• _Exercise details_
Report how many lines of the records below include the word "name". Give nothing but the number.

────────────────────────────────────────

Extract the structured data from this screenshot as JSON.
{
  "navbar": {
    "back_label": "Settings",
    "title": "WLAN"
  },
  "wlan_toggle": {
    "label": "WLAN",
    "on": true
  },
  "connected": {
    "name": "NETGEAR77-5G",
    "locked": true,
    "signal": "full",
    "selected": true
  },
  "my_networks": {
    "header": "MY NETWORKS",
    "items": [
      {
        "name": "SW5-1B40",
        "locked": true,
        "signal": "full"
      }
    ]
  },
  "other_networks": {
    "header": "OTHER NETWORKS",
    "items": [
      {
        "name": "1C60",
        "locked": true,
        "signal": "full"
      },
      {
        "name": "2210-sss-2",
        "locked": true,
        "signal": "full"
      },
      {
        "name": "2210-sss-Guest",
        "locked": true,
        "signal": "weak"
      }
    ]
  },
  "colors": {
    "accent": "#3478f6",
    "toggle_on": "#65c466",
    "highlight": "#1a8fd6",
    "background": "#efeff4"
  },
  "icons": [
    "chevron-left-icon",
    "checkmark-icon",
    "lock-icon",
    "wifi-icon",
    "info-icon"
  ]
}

────────────────────────────────────────

• _Answer for this exercise_
5